WHAT IS BEING ASKED: Note how many lines include the word "Services", and give that number by itself.
-- Start --
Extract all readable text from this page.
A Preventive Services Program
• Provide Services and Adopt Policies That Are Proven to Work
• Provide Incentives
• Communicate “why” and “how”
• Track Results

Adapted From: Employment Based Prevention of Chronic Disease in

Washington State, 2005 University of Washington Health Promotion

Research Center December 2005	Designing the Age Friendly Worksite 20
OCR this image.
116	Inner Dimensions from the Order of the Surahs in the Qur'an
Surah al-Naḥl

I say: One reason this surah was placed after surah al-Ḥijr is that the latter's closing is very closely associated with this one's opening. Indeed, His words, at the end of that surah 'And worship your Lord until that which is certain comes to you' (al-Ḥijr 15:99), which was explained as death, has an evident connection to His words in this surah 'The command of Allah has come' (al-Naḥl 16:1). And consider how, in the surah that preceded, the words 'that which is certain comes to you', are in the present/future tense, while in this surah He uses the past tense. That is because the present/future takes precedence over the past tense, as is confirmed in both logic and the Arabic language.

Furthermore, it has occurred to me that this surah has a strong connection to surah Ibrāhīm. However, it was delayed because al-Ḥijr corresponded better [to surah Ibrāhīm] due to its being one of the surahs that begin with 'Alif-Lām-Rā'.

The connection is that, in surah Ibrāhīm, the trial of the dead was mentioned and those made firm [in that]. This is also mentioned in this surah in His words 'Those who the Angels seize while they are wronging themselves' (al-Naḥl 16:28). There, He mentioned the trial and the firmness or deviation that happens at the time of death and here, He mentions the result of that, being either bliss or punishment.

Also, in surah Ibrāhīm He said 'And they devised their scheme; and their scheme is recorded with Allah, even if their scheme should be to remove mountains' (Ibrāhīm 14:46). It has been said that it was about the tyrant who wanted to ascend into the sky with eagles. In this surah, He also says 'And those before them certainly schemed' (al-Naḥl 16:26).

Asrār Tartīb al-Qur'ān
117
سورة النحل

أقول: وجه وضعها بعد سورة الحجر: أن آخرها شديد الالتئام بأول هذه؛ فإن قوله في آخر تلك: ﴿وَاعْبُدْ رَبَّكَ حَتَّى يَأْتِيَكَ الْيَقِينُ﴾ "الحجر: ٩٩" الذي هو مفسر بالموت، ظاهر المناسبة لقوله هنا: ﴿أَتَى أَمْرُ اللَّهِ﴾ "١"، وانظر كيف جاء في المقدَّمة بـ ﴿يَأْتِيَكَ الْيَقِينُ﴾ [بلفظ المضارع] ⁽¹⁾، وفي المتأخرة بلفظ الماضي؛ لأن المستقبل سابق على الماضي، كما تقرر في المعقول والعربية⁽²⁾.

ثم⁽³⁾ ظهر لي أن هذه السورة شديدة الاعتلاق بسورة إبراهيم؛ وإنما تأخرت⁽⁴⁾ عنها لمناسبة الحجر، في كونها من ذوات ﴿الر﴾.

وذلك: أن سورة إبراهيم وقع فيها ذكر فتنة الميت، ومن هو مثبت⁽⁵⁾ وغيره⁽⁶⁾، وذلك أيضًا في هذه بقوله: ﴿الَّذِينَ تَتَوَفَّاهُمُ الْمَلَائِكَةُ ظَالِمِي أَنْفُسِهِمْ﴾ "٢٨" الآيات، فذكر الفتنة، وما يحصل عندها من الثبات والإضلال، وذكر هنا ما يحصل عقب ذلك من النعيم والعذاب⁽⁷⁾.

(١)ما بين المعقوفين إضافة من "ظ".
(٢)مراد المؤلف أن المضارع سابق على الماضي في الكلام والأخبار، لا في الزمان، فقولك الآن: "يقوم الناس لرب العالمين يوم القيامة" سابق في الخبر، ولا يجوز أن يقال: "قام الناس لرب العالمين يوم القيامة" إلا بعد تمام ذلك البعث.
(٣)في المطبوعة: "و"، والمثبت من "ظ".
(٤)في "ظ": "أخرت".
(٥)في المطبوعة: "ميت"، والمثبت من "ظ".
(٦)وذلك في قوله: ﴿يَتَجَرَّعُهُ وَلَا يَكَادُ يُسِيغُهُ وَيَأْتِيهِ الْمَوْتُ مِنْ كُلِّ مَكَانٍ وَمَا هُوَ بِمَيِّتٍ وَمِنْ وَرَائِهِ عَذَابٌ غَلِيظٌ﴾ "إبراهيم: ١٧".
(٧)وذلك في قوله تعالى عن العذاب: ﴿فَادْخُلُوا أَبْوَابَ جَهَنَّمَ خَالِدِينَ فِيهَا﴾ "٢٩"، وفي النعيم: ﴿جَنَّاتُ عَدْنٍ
-- End --
RESULT OF THE TASK: 2